* Start Supplied data *
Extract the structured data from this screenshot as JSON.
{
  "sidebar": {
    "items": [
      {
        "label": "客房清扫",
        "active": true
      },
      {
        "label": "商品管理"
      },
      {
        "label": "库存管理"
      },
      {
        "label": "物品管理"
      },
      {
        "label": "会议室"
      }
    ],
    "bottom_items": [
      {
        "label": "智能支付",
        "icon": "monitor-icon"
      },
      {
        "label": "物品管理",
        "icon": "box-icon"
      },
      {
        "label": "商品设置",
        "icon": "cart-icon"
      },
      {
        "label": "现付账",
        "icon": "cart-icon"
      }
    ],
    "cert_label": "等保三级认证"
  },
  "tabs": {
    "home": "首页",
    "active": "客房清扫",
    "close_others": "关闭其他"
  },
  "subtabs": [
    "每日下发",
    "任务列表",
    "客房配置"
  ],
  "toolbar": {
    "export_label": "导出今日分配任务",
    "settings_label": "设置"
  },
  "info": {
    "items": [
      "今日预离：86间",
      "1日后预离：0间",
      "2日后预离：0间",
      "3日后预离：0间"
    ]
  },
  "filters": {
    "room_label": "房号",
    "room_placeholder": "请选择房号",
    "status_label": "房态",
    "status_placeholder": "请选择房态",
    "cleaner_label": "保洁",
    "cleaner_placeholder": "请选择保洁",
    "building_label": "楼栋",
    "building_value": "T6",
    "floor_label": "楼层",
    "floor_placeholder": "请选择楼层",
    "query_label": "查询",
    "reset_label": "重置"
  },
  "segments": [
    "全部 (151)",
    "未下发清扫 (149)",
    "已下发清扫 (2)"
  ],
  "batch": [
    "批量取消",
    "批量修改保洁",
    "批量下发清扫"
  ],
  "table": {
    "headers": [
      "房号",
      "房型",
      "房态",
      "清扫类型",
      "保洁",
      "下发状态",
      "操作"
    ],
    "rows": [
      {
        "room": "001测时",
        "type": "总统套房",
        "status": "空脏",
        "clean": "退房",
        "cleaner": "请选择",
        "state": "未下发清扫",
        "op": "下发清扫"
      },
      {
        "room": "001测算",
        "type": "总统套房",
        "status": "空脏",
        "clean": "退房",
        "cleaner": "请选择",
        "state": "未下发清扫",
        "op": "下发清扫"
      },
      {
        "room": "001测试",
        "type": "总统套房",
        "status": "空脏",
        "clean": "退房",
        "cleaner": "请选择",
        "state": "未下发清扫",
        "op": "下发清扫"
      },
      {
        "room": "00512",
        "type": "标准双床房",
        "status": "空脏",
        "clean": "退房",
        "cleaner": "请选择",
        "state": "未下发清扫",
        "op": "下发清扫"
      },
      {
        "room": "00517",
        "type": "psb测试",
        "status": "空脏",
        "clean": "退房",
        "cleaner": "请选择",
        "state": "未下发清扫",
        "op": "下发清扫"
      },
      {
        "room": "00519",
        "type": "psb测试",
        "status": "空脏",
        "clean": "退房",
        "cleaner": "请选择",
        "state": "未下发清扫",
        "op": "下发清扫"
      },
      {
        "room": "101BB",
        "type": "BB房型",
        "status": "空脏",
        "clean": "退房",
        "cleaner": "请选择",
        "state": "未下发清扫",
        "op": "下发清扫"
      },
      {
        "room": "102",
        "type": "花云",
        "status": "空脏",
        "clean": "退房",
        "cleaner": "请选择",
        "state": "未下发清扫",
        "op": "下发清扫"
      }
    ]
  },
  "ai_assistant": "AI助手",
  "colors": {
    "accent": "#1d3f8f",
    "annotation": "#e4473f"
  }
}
* End Supplied data *
#### Short exercise
Extract every record and return it verbatim.

#### Answer to the exercise
Extract the structured data from this screenshot as JSON.
{
  "sidebar": {
    "items": [
      {
        "label": "客房清扫",
        "active": true
      },
      {
        "label": "商品管理"
      },
      {
        "label": "库存管理"
      },
      {
        "label": "物品管理"
      },
      {
        "label": "会议室"
      }
    ],
    "bottom_items": [
      {
        "label": "智能支付",
        "icon": "monitor-icon"
      },
      {
        "label": "物品管理",
        "icon": "box-icon"
      },
      {
        "label": "商品设置",
        "icon": "cart-icon"
      },
      {
        "label": "现付账",
        "icon": "cart-icon"
      }
    ],
    "cert_label": "等保三级认证"
  },
  "tabs": {
    "home": "首页",
    "active": "客房清扫",
    "close_others": "关闭其他"
  },
  "subtabs": [
    "每日下发",
    "任务列表",
    "客房配置"
  ],
  "toolbar": {
    "export_label": "导出今日分配任务",
    "settings_label": "设置"
  },
  "info": {
    "items": [
      "今日预离：86间",
      "1日后预离：0间",
      "2日后预离：0间",
      "3日后预离：0间"
    ]
  },
  "filters": {
    "room_label": "房号",
    "room_placeholder": "请选择房号",
    "status_label": "房态",
    "status_placeholder": "请选择房态",
    "cleaner_label": "保洁",
    "cleaner_placeholder": "请选择保洁",
    "building_label": "楼栋",
    "building_value": "T6",
    "floor_label": "楼层",
    "floor_placeholder": "请选择楼层",
    "query_label": "查询",
    "reset_label": "重置"
  },
  "segments": [
    "全部 (151)",
    "未下发清扫 (149)",
    "已下发清扫 (2)"
  ],
  "batch": [
    "批量取消",
    "批量修改保洁",
    "批量下发清扫"
  ],
  "table": {
    "headers": [
      "房号",
      "房型",
      "房态",
      "清扫类型",
      "保洁",
      "下发状态",
      "操作"
    ],
    "rows": [
      {
        "room": "001测时",
        "type": "总统套房",
        "status": "空脏",
        "clean": "退房",
        "cleaner": "请选择",
        "state": "未下发清扫",
        "op": "下发清扫"
      },
      {
        "room": "001测算",
        "type": "总统套房",
        "status": "空脏",
        "clean": "退房",
        "cleaner": "请选择",
        "state": "未下发清扫",
        "op": "下发清扫"
      },
      {
        "room": "001测试",
        "type": "总统套房",
        "status": "空脏",
        "clean": "退房",
        "cleaner": "请选择",
        "state": "未下发清扫",
        "op": "下发清扫"
      },
      {
        "room": "00512",
        "type": "标准双床房",
        "status": "空脏",
        "clean": "退房",
        "cleaner": "请选择",
        "state": "未下发清扫",
        "op": "下发清扫"
      },
      {
        "room": "00517",
        "type": "psb测试",
        "status": "空脏",
        "clean": "退房",
        "cleaner": "请选择",
        "state": "未下发清扫",
        "op": "下发清扫"
      },
      {
        "room": "00519",
        "type": "psb测试",
        "status": "空脏",
        "clean": "退房",
        "cleaner": "请选择",
        "state": "未下发清扫",
        "op": "下发清扫"
      },
      {
        "room": "101BB",
        "type": "BB房型",
        "status": "空脏",
        "clean": "退房",
        "cleaner": "请选择",
        "state": "未下发清扫",
        "op": "下发清扫"
      },
      {
        "room": "102",
        "type": "花云",
        "status": "空脏",
        "clean": "退房",
        "cleaner": "请选择",
        "state": "未下发清扫",
        "op": "下发清扫"
      }
    ]
  },
  "ai_assistant": "AI助手",
  "colors": {
    "accent": "#1d3f8f",
    "annotation": "#e4473f"
  }
}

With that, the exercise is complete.